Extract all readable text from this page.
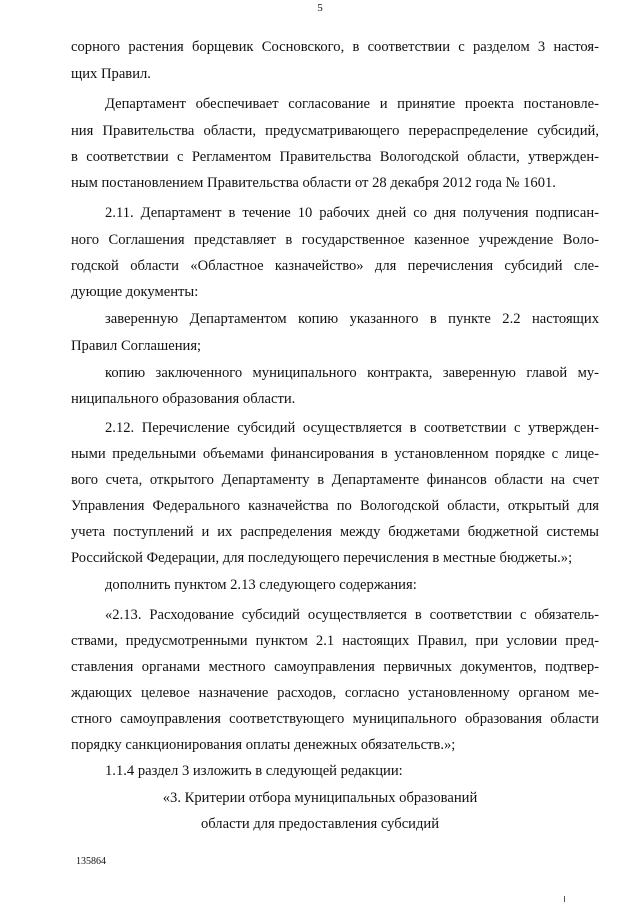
5
сорного растения борщевик Сосновского, в соответствии с разделом 3 настоя-
щих Правил.
Департамент обеспечивает согласование и принятие проекта постановле-
ния Правительства области, предусматривающего перераспределение субсидий,
в соответствии с Регламентом Правительства Вологодской области, утвержден-
ным постановлением Правительства области от 28 декабря 2012 года № 1601.
2.11. Департамент в течение 10 рабочих дней со дня получения подписан-
ного Соглашения представляет в государственное казенное учреждение Воло-
годской области «Областное казначейство» для перечисления субсидий сле-
дующие документы:
заверенную Департаментом копию указанного в пункте 2.2 настоящих
Правил Соглашения;
копию заключенного муниципального контракта, заверенную главой му-
ниципального образования области.
2.12. Перечисление субсидий осуществляется в соответствии с утвержден-
ными предельными объемами финансирования в установленном порядке с лице-
вого счета, открытого Департаменту в Департаменте финансов области на счет
Управления Федерального казначейства по Вологодской области, открытый для
учета поступлений и их распределения между бюджетами бюджетной системы
Российской Федерации, для последующего перечисления в местные бюджеты.»;
дополнить пунктом 2.13 следующего содержания:
«2.13. Расходование субсидий осуществляется в соответствии с обязатель-
ствами, предусмотренными пунктом 2.1 настоящих Правил, при условии пред-
ставления органами местного самоуправления первичных документов, подтвер-
ждающих целевое назначение расходов, согласно установленному органом ме-
стного самоуправления соответствующего муниципального образования области
порядку санкционирования оплаты денежных обязательств.»;
1.1.4 раздел 3 изложить в следующей редакции:
«3. Критерии отбора муниципальных образований
области для предоставления субсидий
135864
——
Take the listing above and restate it word for word, without its pictures.

TASK OUTPUT ▸
Extract all readable text from this page.
5
сорного растения борщевик Сосновского, в соответствии с разделом 3 настоя-
щих Правил.
Департамент обеспечивает согласование и принятие проекта постановле-
ния Правительства области, предусматривающего перераспределение субсидий,
в соответствии с Регламентом Правительства Вологодской области, утвержден-
ным постановлением Правительства области от 28 декабря 2012 года № 1601.
2.11. Департамент в течение 10 рабочих дней со дня получения подписан-
ного Соглашения представляет в государственное казенное учреждение Воло-
годской области «Областное казначейство» для перечисления субсидий сле-
дующие документы:
заверенную Департаментом копию указанного в пункте 2.2 настоящих
Правил Соглашения;
копию заключенного муниципального контракта, заверенную главой му-
ниципального образования области.
2.12. Перечисление субсидий осуществляется в соответствии с утвержден-
ными предельными объемами финансирования в установленном порядке с лице-
вого счета, открытого Департаменту в Департаменте финансов области на счет
Управления Федерального казначейства по Вологодской области, открытый для
учета поступлений и их распределения между бюджетами бюджетной системы
Российской Федерации, для последующего перечисления в местные бюджеты.»;
дополнить пунктом 2.13 следующего содержания:
«2.13. Расходование субсидий осуществляется в соответствии с обязатель-
ствами, предусмотренными пунктом 2.1 настоящих Правил, при условии пред-
ставления органами местного самоуправления первичных документов, подтвер-
ждающих целевое назначение расходов, согласно установленному органом ме-
стного самоуправления соответствующего муниципального образования области
порядку санкционирования оплаты денежных обязательств.»;
1.1.4 раздел 3 изложить в следующей редакции:
«3. Критерии отбора муниципальных образований
области для предоставления субсидий
135864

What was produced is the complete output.